Exercise task => Can you print every record below exactly as written?

Data supplied =>

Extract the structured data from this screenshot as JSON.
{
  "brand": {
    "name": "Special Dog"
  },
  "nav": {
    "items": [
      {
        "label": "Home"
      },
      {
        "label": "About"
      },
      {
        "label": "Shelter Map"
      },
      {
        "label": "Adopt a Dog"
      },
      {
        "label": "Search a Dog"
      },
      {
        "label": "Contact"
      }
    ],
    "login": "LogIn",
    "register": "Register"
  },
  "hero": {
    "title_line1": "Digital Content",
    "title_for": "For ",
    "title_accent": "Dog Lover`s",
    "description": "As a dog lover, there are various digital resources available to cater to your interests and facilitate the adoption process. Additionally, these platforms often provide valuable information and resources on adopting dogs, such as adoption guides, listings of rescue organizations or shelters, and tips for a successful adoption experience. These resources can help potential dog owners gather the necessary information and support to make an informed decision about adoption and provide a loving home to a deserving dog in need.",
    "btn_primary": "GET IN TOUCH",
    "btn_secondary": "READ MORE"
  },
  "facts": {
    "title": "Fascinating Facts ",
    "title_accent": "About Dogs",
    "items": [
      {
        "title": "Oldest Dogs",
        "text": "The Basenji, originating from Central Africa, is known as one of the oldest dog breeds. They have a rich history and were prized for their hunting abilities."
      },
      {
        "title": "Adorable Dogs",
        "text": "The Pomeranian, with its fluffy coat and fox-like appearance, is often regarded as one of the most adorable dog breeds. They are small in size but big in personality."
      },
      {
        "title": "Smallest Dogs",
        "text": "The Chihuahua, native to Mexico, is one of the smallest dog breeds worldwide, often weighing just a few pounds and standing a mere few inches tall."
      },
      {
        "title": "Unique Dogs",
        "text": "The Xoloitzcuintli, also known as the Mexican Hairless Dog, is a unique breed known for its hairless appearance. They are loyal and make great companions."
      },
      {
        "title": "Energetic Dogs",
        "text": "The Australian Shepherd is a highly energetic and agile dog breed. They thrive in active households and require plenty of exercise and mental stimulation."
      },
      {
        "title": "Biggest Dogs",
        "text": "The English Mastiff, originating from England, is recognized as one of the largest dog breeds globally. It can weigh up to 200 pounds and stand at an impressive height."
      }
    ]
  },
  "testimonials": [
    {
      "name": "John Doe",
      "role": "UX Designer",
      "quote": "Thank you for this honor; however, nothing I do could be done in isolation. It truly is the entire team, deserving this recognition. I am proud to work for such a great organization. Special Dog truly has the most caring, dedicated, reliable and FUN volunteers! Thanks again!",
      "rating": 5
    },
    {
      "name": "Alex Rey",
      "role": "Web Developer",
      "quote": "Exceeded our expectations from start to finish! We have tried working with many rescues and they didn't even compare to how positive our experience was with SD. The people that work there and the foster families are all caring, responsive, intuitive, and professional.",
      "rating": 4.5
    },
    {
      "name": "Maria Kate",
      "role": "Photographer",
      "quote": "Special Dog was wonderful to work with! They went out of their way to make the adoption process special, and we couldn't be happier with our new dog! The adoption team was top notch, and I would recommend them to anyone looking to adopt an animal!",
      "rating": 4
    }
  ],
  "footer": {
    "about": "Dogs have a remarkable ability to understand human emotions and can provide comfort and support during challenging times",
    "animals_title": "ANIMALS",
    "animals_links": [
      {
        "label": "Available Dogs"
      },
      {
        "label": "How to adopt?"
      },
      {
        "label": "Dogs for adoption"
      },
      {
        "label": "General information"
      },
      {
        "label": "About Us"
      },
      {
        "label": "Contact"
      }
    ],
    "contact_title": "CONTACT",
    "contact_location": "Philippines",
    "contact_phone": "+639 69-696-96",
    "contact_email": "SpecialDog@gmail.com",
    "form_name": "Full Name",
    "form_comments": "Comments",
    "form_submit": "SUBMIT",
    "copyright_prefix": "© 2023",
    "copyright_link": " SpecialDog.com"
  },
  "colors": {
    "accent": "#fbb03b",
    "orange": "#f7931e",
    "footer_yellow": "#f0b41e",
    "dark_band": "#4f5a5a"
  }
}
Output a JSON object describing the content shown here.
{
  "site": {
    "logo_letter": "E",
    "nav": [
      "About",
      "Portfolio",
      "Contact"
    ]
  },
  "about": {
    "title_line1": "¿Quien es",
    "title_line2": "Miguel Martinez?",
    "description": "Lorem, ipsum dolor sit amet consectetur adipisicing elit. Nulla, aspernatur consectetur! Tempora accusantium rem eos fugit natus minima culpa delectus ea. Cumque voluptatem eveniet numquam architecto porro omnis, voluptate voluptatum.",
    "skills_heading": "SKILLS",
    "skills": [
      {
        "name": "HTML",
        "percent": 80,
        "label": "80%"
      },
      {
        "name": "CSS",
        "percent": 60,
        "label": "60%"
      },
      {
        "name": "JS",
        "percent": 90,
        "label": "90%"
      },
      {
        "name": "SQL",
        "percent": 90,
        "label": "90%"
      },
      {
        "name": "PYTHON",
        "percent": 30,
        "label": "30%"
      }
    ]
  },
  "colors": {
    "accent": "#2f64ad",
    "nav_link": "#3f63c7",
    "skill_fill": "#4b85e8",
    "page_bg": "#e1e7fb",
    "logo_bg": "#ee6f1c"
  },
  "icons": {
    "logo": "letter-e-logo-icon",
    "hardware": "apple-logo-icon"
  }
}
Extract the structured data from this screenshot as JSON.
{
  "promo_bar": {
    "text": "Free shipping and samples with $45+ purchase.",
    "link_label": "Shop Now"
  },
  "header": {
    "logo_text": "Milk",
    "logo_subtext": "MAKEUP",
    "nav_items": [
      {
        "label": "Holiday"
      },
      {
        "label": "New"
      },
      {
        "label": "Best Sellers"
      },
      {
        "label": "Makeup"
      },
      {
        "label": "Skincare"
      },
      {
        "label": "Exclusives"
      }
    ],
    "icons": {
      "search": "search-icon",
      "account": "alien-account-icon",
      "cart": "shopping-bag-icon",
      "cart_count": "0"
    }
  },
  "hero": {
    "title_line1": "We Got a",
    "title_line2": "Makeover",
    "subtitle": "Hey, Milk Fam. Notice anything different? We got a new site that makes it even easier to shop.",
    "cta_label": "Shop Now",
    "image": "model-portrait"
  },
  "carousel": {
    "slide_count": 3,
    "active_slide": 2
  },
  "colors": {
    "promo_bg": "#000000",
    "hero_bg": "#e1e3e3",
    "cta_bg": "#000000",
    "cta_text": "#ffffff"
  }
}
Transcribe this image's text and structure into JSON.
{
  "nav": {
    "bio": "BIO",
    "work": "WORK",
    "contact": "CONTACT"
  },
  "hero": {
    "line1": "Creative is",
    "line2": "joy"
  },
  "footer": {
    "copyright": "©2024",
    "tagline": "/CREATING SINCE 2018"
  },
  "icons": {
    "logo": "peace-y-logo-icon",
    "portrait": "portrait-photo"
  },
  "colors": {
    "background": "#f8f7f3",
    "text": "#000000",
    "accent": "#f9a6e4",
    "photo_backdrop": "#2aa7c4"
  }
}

Written solution =>
Extract the structured data from this screenshot as JSON.
{
  "brand": {
    "name": "Special Dog"
  },
  "nav": {
    "items": [
      {
        "label": "Home"
      },
      {
        "label": "About"
      },
      {
        "label": "Shelter Map"
      },
      {
        "label": "Adopt a Dog"
      },
      {
        "label": "Search a Dog"
      },
      {
        "label": "Contact"
      }
    ],
    "login": "LogIn",
    "register": "Register"
  },
  "hero": {
    "title_line1": "Digital Content",
    "title_for": "For ",
    "title_accent": "Dog Lover`s",
    "description": "As a dog lover, there are various digital resources available to cater to your interests and facilitate the adoption process. Additionally, these platforms often provide valuable information and resources on adopting dogs, such as adoption guides, listings of rescue organizations or shelters, and tips for a successful adoption experience. These resources can help potential dog owners gather the necessary information and support to make an informed decision about adoption and provide a loving home to a deserving dog in need.",
    "btn_primary": "GET IN TOUCH",
    "btn_secondary": "READ MORE"
  },
  "facts": {
    "title": "Fascinating Facts ",
    "title_accent": "About Dogs",
    "items": [
      {
        "title": "Oldest Dogs",
        "text": "The Basenji, originating from Central Africa, is known as one of the oldest dog breeds. They have a rich history and were prized for their hunting abilities."
      },
      {
        "title": "Adorable Dogs",
        "text": "The Pomeranian, with its fluffy coat and fox-like appearance, is often regarded as one of the most adorable dog breeds. They are small in size but big in personality."
      },
      {
        "title": "Smallest Dogs",
        "text": "The Chihuahua, native to Mexico, is one of the smallest dog breeds worldwide, often weighing just a few pounds and standing a mere few inches tall."
      },
      {
        "title": "Unique Dogs",
        "text": "The Xoloitzcuintli, also known as the Mexican Hairless Dog, is a unique breed known for its hairless appearance. They are loyal and make great companions."
      },
      {
        "title": "Energetic Dogs",
        "text": "The Australian Shepherd is a highly energetic and agile dog breed. They thrive in active households and require plenty of exercise and mental stimulation."
      },
      {
        "title": "Biggest Dogs",
        "text": "The English Mastiff, originating from England, is recognized as one of the largest dog breeds globally. It can weigh up to 200 pounds and stand at an impressive height."
      }
    ]
  },
  "testimonials": [
    {
      "name": "John Doe",
      "role": "UX Designer",
      "quote": "Thank you for this honor; however, nothing I do could be done in isolation. It truly is the entire team, deserving this recognition. I am proud to work for such a great organization. Special Dog truly has the most caring, dedicated, reliable and FUN volunteers! Thanks again!",
      "rating": 5
    },
    {
      "name": "Alex Rey",
      "role": "Web Developer",
      "quote": "Exceeded our expectations from start to finish! We have tried working with many rescues and they didn't even compare to how positive our experience was with SD. The people that work there and the foster families are all caring, responsive, intuitive, and professional.",
      "rating": 4.5
    },
    {
      "name": "Maria Kate",
      "role": "Photographer",
      "quote": "Special Dog was wonderful to work with! They went out of their way to make the adoption process special, and we couldn't be happier with our new dog! The adoption team was top notch, and I would recommend them to anyone looking to adopt an animal!",
      "rating": 4
    }
  ],
  "footer": {
    "about": "Dogs have a remarkable ability to understand human emotions and can provide comfort and support during challenging times",
    "animals_title": "ANIMALS",
    "animals_links": [
      {
        "label": "Available Dogs"
      },
      {
        "label": "How to adopt?"
      },
      {
        "label": "Dogs for adoption"
      },
      {
        "label": "General information"
      },
      {
        "label": "About Us"
      },
      {
        "label": "Contact"
      }
    ],
    "contact_title": "CONTACT",
    "contact_location": "Philippines",
    "contact_phone": "+639 69-696-96",
    "contact_email": "SpecialDog@gmail.com",
    "form_name": "Full Name",
    "form_comments": "Comments",
    "form_submit": "SUBMIT",
    "copyright_prefix": "© 2023",
    "copyright_link": " SpecialDog.com"
  },
  "colors": {
    "accent": "#fbb03b",
    "orange": "#f7931e",
    "footer_yellow": "#f0b41e",
    "dark_band": "#4f5a5a"
  }
}
Output a JSON object describing the content shown here.
{
  "site": {
    "logo_letter": "E",
    "nav": [
      "About",
      "Portfolio",
      "Contact"
    ]
  },
  "about": {
    "title_line1": "¿Quien es",
    "title_line2": "Miguel Martinez?",
    "description": "Lorem, ipsum dolor sit amet consectetur adipisicing elit. Nulla, aspernatur consectetur! Tempora accusantium rem eos fugit natus minima culpa delectus ea. Cumque voluptatem eveniet numquam architecto porro omnis, voluptate voluptatum.",
    "skills_heading": "SKILLS",
    "skills": [
      {
        "name": "HTML",
        "percent": 80,
        "label": "80%"
      },
      {
        "name": "CSS",
        "percent": 60,
        "label": "60%"
      },
      {
        "name": "JS",
        "percent": 90,
        "label": "90%"
      },
      {
        "name": "SQL",
        "percent": 90,
        "label": "90%"
      },
      {
        "name": "PYTHON",
        "percent": 30,
        "label": "30%"
      }
    ]
  },
  "colors": {
    "accent": "#2f64ad",
    "nav_link": "#3f63c7",
    "skill_fill": "#4b85e8",
    "page_bg": "#e1e7fb",
    "logo_bg": "#ee6f1c"
  },
  "icons": {
    "logo": "letter-e-logo-icon",
    "hardware": "apple-logo-icon"
  }
}
Extract the structured data from this screenshot as JSON.
{
  "promo_bar": {
    "text": "Free shipping and samples with $45+ purchase.",
    "link_label": "Shop Now"
  },
  "header": {
    "logo_text": "Milk",
    "logo_subtext": "MAKEUP",
    "nav_items": [
      {
        "label": "Holiday"
      },
      {
        "label": "New"
      },
      {
        "label": "Best Sellers"
      },
      {
        "label": "Makeup"
      },
      {
        "label": "Skincare"
      },
      {
        "label": "Exclusives"
      }
    ],
    "icons": {
      "search": "search-icon",
      "account": "alien-account-icon",
      "cart": "shopping-bag-icon",
      "cart_count": "0"
    }
  },
  "hero": {
    "title_line1": "We Got a",
    "title_line2": "Makeover",
    "subtitle": "Hey, Milk Fam. Notice anything different? We got a new site that makes it even easier to shop.",
    "cta_label": "Shop Now",
    "image": "model-portrait"
  },
  "carousel": {
    "slide_count": 3,
    "active_slide": 2
  },
  "colors": {
    "promo_bg": "#000000",
    "hero_bg": "#e1e3e3",
    "cta_bg": "#000000",
    "cta_text": "#ffffff"
  }
}
Transcribe this image's text and structure into JSON.
{
  "nav": {
    "bio": "BIO",
    "work": "WORK",
    "contact": "CONTACT"
  },
  "hero": {
    "line1": "Creative is",
    "line2": "joy"
  },
  "footer": {
    "copyright": "©2024",
    "tagline": "/CREATING SINCE 2018"
  },
  "icons": {
    "logo": "peace-y-logo-icon",
    "portrait": "portrait-photo"
  },
  "colors": {
    "background": "#f8f7f3",
    "text": "#000000",
    "accent": "#f9a6e4",
    "photo_backdrop": "#2aa7c4"
  }
}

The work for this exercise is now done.